[start]
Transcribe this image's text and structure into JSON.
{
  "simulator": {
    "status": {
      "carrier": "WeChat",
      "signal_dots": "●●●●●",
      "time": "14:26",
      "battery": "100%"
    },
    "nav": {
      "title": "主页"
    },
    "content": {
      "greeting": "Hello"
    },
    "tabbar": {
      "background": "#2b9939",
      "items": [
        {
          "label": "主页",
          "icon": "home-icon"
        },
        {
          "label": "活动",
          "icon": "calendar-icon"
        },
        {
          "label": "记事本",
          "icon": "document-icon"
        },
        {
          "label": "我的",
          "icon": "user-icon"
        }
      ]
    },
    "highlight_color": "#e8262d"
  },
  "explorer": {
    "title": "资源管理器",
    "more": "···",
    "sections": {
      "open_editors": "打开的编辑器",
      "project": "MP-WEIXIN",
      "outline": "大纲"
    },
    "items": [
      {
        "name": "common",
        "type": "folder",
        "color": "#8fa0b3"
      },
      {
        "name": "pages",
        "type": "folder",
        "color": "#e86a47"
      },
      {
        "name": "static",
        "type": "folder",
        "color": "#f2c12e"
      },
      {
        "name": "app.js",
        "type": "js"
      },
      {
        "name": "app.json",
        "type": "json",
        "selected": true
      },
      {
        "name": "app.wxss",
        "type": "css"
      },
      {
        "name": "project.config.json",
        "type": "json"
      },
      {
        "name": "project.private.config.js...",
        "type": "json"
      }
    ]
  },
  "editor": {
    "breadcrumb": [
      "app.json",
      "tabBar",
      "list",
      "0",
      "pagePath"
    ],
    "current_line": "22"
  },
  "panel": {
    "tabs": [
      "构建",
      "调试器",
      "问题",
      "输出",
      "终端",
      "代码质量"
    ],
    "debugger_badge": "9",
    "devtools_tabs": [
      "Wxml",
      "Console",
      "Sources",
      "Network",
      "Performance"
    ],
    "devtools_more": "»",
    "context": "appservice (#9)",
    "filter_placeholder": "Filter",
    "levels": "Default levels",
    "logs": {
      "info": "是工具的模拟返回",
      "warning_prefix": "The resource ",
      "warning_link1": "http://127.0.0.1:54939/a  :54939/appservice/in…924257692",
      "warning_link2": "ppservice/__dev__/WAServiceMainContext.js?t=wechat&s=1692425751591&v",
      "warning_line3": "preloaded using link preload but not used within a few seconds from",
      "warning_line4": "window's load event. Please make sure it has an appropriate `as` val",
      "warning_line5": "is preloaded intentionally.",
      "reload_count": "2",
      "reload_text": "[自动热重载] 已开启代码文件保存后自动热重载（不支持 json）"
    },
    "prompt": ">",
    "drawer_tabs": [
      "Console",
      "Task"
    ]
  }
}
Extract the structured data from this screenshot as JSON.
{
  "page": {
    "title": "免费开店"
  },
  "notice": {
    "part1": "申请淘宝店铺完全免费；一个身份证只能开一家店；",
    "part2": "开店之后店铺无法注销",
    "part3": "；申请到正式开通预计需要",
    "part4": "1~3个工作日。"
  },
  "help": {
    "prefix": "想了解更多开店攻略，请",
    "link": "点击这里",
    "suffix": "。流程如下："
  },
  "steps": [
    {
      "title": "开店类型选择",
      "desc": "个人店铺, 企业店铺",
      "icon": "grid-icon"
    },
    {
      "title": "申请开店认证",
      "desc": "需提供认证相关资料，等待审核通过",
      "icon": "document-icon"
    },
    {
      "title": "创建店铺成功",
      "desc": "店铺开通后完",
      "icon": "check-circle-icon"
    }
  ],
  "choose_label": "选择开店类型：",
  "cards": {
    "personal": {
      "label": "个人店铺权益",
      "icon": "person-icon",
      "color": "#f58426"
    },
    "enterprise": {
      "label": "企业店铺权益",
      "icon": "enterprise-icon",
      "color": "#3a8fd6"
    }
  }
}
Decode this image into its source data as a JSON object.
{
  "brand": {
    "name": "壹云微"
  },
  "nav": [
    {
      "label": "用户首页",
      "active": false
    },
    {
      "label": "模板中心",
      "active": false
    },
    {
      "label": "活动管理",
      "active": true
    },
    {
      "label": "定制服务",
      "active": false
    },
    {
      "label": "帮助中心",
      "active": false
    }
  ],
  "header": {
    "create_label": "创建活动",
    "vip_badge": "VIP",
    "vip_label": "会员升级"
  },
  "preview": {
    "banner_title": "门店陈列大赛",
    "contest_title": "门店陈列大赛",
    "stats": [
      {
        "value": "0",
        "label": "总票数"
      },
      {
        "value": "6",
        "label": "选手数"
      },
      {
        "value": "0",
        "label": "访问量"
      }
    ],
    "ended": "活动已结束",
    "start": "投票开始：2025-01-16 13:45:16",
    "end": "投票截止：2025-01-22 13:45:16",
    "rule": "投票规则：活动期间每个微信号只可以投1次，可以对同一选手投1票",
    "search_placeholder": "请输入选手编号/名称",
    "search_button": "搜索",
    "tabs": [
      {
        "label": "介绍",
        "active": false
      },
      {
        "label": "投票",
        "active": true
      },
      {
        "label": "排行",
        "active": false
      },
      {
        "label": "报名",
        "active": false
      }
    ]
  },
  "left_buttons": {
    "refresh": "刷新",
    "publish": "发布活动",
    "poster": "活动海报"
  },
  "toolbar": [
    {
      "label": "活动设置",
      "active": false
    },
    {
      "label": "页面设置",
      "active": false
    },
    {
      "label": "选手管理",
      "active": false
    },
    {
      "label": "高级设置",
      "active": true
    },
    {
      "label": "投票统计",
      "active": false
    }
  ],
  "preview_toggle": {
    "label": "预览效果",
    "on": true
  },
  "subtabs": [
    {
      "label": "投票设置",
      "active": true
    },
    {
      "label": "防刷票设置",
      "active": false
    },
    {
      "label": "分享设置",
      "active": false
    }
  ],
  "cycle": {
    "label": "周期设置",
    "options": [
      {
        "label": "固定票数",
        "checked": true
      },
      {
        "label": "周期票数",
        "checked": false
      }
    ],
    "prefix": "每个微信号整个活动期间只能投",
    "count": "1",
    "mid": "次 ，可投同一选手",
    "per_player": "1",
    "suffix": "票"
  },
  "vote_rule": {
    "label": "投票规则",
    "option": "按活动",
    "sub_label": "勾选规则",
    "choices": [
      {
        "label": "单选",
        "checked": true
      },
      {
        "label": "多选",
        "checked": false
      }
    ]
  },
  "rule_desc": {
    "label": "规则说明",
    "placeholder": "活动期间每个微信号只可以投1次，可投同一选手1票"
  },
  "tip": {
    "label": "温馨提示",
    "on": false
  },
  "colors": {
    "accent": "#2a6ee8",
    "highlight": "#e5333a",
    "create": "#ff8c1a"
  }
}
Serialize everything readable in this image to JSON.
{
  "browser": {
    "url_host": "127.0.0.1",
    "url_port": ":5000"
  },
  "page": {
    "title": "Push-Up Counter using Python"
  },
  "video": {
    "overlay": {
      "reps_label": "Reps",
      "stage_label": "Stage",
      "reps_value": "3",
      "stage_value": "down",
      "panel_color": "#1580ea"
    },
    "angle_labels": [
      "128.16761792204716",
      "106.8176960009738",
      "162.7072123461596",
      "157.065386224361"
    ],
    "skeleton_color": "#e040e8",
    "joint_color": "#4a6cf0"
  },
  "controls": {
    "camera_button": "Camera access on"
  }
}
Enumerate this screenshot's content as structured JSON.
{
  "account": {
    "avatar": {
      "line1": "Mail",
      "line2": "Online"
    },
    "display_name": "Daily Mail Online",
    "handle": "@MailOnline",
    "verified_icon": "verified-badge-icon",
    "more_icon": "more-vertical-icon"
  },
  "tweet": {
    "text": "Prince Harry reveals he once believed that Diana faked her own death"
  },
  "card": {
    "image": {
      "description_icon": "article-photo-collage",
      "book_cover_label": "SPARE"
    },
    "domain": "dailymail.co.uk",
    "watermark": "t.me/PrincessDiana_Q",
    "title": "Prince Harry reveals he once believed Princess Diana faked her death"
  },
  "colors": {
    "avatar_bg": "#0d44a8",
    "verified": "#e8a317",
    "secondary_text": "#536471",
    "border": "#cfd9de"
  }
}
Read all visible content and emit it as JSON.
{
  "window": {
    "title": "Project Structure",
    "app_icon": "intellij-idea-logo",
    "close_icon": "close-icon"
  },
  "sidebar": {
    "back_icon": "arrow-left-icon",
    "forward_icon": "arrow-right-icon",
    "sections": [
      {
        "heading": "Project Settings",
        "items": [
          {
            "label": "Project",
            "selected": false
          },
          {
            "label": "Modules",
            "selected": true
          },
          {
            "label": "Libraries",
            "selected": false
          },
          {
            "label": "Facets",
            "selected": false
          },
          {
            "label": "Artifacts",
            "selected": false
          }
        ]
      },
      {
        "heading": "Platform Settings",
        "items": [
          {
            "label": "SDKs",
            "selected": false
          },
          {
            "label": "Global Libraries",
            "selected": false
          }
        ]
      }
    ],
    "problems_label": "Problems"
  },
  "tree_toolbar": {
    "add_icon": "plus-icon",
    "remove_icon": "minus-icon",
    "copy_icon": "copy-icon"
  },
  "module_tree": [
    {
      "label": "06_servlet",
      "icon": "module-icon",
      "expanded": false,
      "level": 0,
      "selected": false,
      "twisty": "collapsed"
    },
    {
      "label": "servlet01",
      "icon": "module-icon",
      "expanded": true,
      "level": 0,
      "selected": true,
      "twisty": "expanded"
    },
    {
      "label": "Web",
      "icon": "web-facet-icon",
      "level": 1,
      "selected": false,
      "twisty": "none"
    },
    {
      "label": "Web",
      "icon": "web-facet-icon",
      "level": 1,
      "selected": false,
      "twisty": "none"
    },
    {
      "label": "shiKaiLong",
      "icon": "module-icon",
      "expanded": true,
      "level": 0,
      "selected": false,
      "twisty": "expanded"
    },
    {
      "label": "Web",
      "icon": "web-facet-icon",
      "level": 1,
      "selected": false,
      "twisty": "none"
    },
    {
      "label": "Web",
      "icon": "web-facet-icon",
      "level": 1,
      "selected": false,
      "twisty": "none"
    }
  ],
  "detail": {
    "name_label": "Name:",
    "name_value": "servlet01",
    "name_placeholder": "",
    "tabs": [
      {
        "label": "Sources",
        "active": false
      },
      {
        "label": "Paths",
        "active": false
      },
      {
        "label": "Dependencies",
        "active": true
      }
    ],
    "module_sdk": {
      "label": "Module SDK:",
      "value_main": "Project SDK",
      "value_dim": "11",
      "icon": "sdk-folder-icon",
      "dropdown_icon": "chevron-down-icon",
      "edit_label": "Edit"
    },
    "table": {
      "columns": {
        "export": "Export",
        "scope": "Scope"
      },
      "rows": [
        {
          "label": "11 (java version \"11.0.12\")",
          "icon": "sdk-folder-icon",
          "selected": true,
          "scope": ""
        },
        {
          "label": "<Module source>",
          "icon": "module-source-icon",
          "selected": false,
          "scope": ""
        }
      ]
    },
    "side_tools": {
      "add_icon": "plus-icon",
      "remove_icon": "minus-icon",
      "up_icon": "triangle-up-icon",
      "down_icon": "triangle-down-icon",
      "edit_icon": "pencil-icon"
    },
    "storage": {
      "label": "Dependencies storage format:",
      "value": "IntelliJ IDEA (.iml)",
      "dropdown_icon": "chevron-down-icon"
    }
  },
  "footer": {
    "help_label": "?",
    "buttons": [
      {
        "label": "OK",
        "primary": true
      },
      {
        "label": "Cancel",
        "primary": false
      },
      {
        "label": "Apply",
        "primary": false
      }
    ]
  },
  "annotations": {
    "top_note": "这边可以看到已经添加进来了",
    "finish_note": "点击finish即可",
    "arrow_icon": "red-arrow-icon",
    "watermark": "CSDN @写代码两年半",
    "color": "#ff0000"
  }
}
[end]
Pull out all lines from the listing that contain the string "once".

    "text": "Prince Harry reveals he once believed that Diana faked her own death"
    "title": "Prince Harry reveals he once believed Princess Diana faked her death"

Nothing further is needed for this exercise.